**The records**
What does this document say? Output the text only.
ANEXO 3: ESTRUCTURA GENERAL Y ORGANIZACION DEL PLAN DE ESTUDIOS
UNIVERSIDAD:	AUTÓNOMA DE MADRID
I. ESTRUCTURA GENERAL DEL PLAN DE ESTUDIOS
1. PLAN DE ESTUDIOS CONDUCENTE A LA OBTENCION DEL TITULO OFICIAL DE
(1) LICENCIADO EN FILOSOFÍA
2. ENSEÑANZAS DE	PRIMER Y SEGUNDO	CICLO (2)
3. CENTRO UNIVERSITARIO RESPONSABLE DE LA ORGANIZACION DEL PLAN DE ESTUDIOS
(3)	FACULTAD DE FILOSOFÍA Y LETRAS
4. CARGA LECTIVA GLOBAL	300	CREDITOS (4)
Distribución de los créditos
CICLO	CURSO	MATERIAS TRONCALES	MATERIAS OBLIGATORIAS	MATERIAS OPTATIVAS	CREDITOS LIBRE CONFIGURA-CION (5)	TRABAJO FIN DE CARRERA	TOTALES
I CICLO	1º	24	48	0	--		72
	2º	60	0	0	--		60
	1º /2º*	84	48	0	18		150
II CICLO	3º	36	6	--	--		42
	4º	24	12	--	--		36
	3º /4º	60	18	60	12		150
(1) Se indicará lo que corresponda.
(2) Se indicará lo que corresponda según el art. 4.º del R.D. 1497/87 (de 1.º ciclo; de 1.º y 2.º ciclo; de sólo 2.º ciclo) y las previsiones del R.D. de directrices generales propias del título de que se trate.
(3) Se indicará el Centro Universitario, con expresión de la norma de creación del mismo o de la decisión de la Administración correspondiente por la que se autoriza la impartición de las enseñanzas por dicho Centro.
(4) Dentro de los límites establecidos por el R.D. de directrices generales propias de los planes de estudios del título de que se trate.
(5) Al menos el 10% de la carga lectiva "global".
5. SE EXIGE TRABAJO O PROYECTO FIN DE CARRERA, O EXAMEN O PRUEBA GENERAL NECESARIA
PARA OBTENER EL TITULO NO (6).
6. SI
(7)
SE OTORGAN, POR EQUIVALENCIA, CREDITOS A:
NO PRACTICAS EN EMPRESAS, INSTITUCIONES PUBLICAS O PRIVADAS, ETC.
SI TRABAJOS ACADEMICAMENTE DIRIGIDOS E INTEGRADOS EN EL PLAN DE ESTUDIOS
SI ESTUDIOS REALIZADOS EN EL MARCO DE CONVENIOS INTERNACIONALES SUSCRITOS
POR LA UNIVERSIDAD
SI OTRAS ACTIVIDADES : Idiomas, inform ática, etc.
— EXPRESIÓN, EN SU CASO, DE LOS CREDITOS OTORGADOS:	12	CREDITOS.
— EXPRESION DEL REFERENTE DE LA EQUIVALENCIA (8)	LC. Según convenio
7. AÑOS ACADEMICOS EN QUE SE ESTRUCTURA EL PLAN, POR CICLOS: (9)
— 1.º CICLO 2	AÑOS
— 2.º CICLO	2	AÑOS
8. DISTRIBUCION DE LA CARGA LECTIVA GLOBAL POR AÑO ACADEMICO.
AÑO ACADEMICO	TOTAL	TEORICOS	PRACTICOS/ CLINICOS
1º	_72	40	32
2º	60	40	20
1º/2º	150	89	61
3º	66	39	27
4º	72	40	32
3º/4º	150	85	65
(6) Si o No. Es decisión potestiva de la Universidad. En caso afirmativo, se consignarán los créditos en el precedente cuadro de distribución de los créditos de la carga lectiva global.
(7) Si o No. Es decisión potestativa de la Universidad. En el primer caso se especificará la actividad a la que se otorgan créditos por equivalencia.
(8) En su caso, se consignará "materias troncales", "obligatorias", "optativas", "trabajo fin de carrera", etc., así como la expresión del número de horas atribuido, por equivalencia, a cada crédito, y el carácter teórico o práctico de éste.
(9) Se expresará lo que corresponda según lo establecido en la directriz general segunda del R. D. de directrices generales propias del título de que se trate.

**Direction**
Copy every line above in which the string "generales" shows up.

**Solution to the problem**
(2) Se indicará lo que corresponda según el art. 4.º del R.D. 1497/87 (de 1.º ciclo; de 1.º y 2.º ciclo; de sólo 2.º ciclo) y las previsiones del R.D. de directrices generales propias del título de que se trate.
(4) Dentro de los límites establecidos por el R.D. de directrices generales propias de los planes de estudios del título de que se trate.
(9) Se expresará lo que corresponda según lo establecido en la directriz general segunda del R. D. de directrices generales propias del título de que se trate.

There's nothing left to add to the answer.